::: Text provided :::
The AI discussion was loosely based on the conceit that people are generally "cognitive misers." That is, instead of actively making decision-making more complicated (and thorough) by breaking tasks down to first principles and building up a supported logical approach, cognitive misers utilize time-saving mental shortcuts known as heuristics; social priming; and schemas, scripts and stereotypes. Or, as David L. Hull related in 2001, "the rule that human beings seem to follow is to engage the brain only when all else fails - and usually not even then."

Given this reality and the rapid uptake of generative AI programs, it was posited that not only would AI be adopted more broadly within organizations but that it also might lead to more instances of "zombie IT," as originally addressed in a BakerHostetler attorney-authored article in early 2017 (Ransomware - Practical and Legal Considerations for Confronting the New Economic Engine of the Dark Web). This made for a fascinating connection among organizations seeking technologies that would output work product more quickly (i.e., AI), require a smaller head count and lessen the cognitive load on those limited individuals working with the AI programs. These points proceeded to examine technologies already alive (if not well) within organizations that had been operating under a similar approach.
::: Dataset entries :::
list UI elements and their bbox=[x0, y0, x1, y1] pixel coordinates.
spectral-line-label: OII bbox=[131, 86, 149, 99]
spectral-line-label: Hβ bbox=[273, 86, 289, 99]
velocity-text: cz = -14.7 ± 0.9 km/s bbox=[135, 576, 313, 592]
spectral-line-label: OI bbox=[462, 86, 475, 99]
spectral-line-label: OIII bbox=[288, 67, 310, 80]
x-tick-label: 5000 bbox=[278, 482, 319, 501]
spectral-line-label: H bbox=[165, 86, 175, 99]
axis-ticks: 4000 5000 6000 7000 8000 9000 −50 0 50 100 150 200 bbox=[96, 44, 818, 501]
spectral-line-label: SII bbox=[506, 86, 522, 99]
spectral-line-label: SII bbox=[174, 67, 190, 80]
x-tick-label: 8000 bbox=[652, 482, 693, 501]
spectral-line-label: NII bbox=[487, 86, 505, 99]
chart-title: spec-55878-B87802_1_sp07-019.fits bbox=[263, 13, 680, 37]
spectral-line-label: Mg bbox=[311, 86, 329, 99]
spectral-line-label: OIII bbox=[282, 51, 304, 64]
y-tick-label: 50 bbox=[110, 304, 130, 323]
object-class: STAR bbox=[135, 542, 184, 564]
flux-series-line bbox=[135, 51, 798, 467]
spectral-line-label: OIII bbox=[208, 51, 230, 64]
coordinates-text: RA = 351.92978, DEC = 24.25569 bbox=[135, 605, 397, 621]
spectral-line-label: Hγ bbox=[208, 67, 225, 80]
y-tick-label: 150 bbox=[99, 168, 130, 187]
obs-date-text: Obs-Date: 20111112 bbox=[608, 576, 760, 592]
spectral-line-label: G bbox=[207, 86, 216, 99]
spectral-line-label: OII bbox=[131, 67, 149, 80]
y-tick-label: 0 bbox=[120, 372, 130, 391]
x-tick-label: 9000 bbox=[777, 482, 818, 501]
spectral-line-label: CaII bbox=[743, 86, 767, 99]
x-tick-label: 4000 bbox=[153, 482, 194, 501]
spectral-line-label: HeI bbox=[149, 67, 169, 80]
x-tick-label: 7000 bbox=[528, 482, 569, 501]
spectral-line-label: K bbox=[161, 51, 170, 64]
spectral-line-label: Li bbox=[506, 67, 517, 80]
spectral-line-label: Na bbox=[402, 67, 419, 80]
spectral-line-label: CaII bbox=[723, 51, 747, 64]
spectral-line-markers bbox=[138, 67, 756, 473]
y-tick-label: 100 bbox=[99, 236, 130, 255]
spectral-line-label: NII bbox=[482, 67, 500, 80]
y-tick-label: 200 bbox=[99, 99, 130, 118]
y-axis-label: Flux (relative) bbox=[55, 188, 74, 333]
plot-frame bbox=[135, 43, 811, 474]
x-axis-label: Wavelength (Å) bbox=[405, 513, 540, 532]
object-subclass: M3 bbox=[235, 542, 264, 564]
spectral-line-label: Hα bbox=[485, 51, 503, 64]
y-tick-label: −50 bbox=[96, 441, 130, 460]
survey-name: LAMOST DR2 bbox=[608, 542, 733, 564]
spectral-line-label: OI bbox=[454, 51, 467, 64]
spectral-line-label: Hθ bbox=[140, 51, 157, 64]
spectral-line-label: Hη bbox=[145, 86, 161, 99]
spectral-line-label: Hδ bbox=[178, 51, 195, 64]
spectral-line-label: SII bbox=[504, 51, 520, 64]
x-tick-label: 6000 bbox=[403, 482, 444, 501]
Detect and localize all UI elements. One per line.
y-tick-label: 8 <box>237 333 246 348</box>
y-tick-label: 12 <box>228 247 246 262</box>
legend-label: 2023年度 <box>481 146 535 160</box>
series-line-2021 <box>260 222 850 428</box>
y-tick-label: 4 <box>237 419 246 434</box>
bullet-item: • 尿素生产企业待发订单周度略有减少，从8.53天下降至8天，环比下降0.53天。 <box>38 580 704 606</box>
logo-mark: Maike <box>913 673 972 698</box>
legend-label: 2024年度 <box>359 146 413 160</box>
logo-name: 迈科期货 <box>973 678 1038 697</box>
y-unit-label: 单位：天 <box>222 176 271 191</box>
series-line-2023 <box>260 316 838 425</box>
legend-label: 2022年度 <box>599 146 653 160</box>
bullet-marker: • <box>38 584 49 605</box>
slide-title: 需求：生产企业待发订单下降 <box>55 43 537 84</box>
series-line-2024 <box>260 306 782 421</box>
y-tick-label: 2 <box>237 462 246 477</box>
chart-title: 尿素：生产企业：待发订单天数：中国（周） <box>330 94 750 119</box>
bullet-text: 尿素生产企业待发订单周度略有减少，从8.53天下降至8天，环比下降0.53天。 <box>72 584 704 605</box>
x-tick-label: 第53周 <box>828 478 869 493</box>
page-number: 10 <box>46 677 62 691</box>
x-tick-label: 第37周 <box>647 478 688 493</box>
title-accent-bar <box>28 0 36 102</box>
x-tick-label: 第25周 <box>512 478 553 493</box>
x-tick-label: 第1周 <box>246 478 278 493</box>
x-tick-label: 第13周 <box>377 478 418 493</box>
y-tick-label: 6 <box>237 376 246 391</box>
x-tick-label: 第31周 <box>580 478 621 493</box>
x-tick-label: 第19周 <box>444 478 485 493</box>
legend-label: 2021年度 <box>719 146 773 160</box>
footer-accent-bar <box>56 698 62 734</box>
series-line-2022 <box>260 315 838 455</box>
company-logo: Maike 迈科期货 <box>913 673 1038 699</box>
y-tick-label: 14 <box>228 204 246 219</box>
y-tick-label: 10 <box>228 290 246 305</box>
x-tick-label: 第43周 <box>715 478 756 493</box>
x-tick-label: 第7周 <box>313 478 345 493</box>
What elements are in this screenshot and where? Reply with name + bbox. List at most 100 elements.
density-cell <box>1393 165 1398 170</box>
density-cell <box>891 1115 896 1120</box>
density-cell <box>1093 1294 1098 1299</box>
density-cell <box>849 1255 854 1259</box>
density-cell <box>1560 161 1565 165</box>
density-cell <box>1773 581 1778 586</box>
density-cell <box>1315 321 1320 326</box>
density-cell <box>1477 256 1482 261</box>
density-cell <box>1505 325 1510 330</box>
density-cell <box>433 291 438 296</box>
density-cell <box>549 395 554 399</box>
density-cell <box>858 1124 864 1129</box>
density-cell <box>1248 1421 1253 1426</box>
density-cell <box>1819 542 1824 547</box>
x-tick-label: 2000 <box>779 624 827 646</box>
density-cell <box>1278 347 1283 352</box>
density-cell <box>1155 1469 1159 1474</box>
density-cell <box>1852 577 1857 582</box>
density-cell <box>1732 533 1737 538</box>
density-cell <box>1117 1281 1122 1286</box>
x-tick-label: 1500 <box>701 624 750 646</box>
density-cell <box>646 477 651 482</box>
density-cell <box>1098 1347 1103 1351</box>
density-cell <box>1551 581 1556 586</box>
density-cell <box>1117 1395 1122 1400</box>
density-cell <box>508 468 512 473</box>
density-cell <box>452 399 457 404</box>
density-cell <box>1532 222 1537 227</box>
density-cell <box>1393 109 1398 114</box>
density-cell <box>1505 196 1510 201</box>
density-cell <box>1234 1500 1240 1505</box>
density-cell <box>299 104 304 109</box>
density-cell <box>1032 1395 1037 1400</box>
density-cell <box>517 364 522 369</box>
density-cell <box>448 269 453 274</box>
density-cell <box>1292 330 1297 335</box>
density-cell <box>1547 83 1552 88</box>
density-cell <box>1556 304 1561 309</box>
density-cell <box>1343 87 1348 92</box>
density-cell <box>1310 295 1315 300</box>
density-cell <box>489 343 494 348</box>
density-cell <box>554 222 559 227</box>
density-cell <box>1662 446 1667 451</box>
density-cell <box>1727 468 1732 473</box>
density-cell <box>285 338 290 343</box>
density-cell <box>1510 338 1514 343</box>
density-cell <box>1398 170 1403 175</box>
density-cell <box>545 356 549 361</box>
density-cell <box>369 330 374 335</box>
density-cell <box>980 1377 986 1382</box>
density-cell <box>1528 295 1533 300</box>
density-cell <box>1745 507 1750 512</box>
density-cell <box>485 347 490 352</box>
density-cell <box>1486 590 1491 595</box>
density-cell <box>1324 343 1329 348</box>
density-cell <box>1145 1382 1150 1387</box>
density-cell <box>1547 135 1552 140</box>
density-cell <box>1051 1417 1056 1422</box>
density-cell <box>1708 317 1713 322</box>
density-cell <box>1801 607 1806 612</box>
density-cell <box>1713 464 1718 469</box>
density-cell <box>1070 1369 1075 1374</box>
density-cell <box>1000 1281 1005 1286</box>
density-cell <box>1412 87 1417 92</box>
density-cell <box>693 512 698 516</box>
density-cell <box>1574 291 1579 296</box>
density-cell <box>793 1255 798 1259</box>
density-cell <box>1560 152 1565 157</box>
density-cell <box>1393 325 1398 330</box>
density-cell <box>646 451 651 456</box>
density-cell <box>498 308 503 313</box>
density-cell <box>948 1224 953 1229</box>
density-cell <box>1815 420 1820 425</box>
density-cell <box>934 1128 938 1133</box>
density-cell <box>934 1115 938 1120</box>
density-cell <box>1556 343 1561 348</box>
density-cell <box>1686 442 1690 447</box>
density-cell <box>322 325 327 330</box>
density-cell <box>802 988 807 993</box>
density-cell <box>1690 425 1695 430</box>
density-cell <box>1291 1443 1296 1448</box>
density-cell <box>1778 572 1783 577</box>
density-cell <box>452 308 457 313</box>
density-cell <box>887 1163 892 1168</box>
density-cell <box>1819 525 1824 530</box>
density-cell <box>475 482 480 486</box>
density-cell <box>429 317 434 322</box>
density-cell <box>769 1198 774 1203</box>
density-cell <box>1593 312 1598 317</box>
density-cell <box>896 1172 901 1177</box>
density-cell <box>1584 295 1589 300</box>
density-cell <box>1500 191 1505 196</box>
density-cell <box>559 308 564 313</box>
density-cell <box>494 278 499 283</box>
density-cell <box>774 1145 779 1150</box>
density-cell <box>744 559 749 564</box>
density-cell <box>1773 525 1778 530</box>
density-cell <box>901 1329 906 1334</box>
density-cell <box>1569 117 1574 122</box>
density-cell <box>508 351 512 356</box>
:::
## Study questions
1. For each statement, answer yes or no on whether it agrees with the text about cognitive misers, and quote the deciding words of the text exactly. (a) The David L. Hull remark dates from 2001. (b) The article that first addressed "zombie IT" was written by BakerHostetler attorneys in early 2017. (c) Cognitive misers break tasks down to first principles.
2. Reproduce the part of the text about cognitive misers between "Given this reality" and "a similar approach.", inclusive.

## Responses to the exercise
1.
(a) Yes: "as David L. Hull related in 2001"
(b) Yes: "as originally addressed in a BakerHostetler attorney-authored article in early 2017"
(c) No: "instead of actively making decision-making more complicated (and thorough) by breaking tasks down to first principles and building up a supported logical approach, cognitive misers utilize time-saving mental shortcuts known as heuristics"

2.
Given this reality and the rapid uptake of generative AI programs, it was posited that not only would AI be adopted more broadly within organizations but that it also might lead to more instances of "zombie IT," as originally addressed in a BakerHostetler attorney-authored article in early 2017 (Ransomware - Practical and Legal Considerations for Confronting the New Economic Engine of the Dark Web). This made for a fascinating connection among organizations seeking technologies that would output work product more quickly (i.e., AI), require a smaller head count and lessen the cognitive load on those limited individuals working with the AI programs. These points proceeded to examine technologies already alive (if not well) within organizations that had been operating under a similar approach.